An exact repetition of all the entries that follow is required.

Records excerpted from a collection
= = =
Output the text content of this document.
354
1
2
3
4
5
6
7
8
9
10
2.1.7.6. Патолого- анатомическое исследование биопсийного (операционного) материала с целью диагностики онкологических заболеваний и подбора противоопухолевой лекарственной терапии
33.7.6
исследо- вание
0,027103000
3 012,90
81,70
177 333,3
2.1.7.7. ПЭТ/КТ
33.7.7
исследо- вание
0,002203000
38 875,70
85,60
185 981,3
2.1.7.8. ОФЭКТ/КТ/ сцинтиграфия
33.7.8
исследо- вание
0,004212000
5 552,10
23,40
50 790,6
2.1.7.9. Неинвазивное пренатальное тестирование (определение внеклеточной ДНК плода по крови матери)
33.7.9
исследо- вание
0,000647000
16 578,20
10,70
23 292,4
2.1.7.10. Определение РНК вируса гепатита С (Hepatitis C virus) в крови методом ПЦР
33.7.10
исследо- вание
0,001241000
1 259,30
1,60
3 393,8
= = =
## [Answer to this task]
Output the text content of this document.
354
1
2
3
4
5
6
7
8
9
10
2.1.7.6. Патолого- анатомическое исследование биопсийного (операционного) материала с целью диагностики онкологических заболеваний и подбора противоопухолевой лекарственной терапии
33.7.6
исследо- вание
0,027103000
3 012,90
81,70
177 333,3
2.1.7.7. ПЭТ/КТ
33.7.7
исследо- вание
0,002203000
38 875,70
85,60
185 981,3
2.1.7.8. ОФЭКТ/КТ/ сцинтиграфия
33.7.8
исследо- вание
0,004212000
5 552,10
23,40
50 790,6
2.1.7.9. Неинвазивное пренатальное тестирование (определение внеклеточной ДНК плода по крови матери)
33.7.9
исследо- вание
0,000647000
16 578,20
10,70
23 292,4
2.1.7.10. Определение РНК вируса гепатита С (Hepatitis C virus) в крови методом ПЦР
33.7.10
исследо- вание
0,001241000
1 259,30
1,60
3 393,8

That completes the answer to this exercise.